[Stored data]
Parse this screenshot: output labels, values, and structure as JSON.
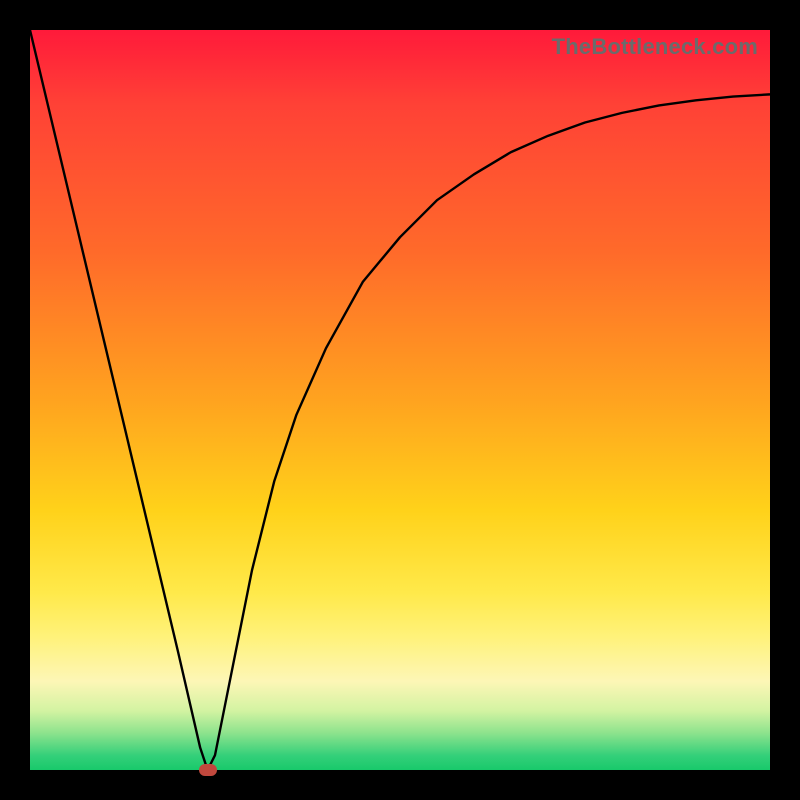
{
  "watermark": "TheBottleneck.com",
  "colors": {
    "frame": "#000000",
    "curve": "#000000",
    "marker": "#c0483d",
    "gradient_top": "#ff1a3a",
    "gradient_bottom": "#18c96b"
  },
  "chart_data": {
    "type": "line",
    "title": "",
    "xlabel": "",
    "ylabel": "",
    "xlim": [
      0,
      100
    ],
    "ylim": [
      0,
      100
    ],
    "grid": false,
    "series": [
      {
        "name": "bottleneck-curve",
        "x": [
          0,
          5,
          10,
          15,
          20,
          23,
          24,
          25,
          27,
          30,
          33,
          36,
          40,
          45,
          50,
          55,
          60,
          65,
          70,
          75,
          80,
          85,
          90,
          95,
          100
        ],
        "values": [
          100,
          79,
          58,
          37,
          16,
          3,
          0,
          2,
          12,
          27,
          39,
          48,
          57,
          66,
          72,
          77,
          80.5,
          83.5,
          85.7,
          87.5,
          88.8,
          89.8,
          90.5,
          91,
          91.3
        ]
      }
    ],
    "marker": {
      "x": 24,
      "y": 0
    }
  }
}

**Your task**
Set down the material above as is, without any pictures.

**Answer for this exercise**
Parse this screenshot: output labels, values, and structure as JSON.
{
  "watermark": "TheBottleneck.com",
  "colors": {
    "frame": "#000000",
    "curve": "#000000",
    "marker": "#c0483d",
    "gradient_top": "#ff1a3a",
    "gradient_bottom": "#18c96b"
  },
  "chart_data": {
    "type": "line",
    "title": "",
    "xlabel": "",
    "ylabel": "",
    "xlim": [
      0,
      100
    ],
    "ylim": [
      0,
      100
    ],
    "grid": false,
    "series": [
      {
        "name": "bottleneck-curve",
        "x": [
          0,
          5,
          10,
          15,
          20,
          23,
          24,
          25,
          27,
          30,
          33,
          36,
          40,
          45,
          50,
          55,
          60,
          65,
          70,
          75,
          80,
          85,
          90,
          95,
          100
        ],
        "values": [
          100,
          79,
          58,
          37,
          16,
          3,
          0,
          2,
          12,
          27,
          39,
          48,
          57,
          66,
          72,
          77,
          80.5,
          83.5,
          85.7,
          87.5,
          88.8,
          89.8,
          90.5,
          91,
          91.3
        ]
      }
    ],
    "marker": {
      "x": 24,
      "y": 0
    }
  }
}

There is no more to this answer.